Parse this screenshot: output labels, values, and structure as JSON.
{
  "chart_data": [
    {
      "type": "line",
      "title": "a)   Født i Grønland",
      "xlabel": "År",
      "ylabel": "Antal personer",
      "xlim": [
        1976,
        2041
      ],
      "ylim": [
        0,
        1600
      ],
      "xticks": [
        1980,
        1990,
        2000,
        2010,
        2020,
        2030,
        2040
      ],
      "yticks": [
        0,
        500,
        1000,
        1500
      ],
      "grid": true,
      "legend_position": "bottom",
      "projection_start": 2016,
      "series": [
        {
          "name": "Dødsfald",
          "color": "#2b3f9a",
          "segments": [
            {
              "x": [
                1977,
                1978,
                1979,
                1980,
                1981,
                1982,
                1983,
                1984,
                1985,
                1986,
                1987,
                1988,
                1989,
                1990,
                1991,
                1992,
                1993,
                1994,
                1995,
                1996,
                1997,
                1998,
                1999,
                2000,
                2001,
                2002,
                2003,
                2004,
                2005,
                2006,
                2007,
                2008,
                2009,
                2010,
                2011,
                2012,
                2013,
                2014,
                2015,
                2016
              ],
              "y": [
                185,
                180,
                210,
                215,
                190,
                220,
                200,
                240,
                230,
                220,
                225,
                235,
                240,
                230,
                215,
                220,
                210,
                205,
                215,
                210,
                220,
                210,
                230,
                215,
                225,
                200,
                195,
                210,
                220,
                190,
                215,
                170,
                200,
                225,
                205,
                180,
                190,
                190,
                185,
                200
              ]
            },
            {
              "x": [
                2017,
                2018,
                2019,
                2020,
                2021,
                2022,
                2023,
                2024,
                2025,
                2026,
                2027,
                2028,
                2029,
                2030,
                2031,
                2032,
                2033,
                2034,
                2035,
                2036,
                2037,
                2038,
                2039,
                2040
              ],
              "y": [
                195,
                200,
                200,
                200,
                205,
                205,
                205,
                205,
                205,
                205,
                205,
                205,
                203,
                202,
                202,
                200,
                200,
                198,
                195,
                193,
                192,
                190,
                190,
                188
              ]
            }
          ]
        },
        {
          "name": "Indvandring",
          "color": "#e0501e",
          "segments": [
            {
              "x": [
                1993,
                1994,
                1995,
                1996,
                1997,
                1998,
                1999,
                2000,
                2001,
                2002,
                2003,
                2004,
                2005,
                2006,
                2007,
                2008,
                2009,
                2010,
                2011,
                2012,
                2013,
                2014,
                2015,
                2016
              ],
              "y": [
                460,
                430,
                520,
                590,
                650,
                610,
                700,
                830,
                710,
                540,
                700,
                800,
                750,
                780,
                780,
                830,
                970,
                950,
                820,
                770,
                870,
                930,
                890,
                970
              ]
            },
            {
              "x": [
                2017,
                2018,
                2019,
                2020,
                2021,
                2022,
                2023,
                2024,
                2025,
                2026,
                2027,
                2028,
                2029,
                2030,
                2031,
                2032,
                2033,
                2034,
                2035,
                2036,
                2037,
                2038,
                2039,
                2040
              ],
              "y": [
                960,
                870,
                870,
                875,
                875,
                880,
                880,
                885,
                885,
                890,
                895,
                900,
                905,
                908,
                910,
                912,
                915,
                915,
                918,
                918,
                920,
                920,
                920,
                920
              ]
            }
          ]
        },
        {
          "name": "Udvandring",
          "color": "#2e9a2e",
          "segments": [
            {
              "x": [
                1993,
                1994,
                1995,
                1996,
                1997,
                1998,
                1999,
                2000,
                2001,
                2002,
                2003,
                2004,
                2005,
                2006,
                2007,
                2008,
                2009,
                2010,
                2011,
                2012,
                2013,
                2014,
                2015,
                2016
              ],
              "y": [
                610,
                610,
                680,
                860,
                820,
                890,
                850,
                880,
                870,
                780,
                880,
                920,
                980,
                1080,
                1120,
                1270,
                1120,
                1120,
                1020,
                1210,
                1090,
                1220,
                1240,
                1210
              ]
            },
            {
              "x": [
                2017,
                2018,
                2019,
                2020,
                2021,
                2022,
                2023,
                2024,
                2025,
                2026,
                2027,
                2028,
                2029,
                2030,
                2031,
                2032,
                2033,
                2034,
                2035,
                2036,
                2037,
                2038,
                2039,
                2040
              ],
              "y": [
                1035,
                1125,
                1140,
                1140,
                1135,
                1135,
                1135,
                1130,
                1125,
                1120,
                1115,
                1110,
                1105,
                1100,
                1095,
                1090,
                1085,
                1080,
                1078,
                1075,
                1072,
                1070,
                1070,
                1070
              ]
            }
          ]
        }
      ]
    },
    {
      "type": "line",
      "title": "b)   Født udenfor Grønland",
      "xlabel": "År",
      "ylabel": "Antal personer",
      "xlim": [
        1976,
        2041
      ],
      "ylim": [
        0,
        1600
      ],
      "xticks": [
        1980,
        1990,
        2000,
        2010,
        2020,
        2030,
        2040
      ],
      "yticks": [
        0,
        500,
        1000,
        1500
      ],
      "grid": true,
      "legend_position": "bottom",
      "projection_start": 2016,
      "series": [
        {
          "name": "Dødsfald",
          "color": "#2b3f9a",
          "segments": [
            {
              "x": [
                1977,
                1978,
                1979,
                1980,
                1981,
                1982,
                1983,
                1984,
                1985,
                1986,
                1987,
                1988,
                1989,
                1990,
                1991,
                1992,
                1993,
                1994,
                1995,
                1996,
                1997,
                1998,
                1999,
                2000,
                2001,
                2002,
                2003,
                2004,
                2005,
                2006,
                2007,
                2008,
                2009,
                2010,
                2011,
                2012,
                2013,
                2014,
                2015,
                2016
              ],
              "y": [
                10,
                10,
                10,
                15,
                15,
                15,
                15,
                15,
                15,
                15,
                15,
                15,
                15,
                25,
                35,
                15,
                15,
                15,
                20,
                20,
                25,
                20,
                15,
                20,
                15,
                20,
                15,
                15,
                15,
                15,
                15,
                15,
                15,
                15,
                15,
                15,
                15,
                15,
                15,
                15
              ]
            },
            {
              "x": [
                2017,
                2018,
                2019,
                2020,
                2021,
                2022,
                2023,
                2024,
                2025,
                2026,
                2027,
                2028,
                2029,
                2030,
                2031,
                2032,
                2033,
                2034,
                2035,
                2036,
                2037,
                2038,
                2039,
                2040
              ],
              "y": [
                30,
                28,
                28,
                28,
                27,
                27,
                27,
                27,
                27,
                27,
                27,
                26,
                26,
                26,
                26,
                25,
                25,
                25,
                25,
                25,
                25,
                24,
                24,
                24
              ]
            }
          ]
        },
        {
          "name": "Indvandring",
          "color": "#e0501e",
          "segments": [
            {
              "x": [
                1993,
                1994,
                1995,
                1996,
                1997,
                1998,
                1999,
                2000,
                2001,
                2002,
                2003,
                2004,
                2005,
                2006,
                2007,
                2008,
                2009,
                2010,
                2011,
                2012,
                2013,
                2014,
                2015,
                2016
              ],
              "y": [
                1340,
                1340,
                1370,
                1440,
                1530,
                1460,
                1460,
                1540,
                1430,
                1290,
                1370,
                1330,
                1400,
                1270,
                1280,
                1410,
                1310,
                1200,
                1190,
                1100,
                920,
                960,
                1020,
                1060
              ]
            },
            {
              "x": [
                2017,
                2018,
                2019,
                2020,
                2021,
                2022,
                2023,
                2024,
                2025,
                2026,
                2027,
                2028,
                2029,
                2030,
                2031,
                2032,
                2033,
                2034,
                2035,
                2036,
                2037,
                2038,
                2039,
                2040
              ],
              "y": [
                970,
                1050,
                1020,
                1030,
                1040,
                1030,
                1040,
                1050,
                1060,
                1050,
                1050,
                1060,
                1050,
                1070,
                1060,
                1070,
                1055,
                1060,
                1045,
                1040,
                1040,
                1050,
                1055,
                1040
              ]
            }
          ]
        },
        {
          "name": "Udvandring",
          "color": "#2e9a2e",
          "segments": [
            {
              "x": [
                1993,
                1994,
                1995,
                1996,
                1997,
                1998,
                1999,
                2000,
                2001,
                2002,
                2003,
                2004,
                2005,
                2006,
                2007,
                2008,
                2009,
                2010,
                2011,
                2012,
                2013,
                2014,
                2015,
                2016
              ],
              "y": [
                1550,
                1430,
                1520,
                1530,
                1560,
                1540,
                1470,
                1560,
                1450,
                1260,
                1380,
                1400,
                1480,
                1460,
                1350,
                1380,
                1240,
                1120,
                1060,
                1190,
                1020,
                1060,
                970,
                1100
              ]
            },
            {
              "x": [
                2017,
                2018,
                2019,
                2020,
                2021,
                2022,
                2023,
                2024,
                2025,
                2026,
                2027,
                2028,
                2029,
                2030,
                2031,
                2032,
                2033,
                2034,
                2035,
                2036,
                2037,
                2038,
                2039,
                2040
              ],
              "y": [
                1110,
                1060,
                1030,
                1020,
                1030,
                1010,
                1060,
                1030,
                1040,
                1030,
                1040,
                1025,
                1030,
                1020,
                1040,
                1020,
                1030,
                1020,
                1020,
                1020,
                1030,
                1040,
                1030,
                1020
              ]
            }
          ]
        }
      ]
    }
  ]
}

### Exercise task
Copy each line of the listing in which the word "Grønland" can be found.

### Correct response
      "title": "a)   Født i Grønland",
      "title": "b)   Født udenfor Grønland",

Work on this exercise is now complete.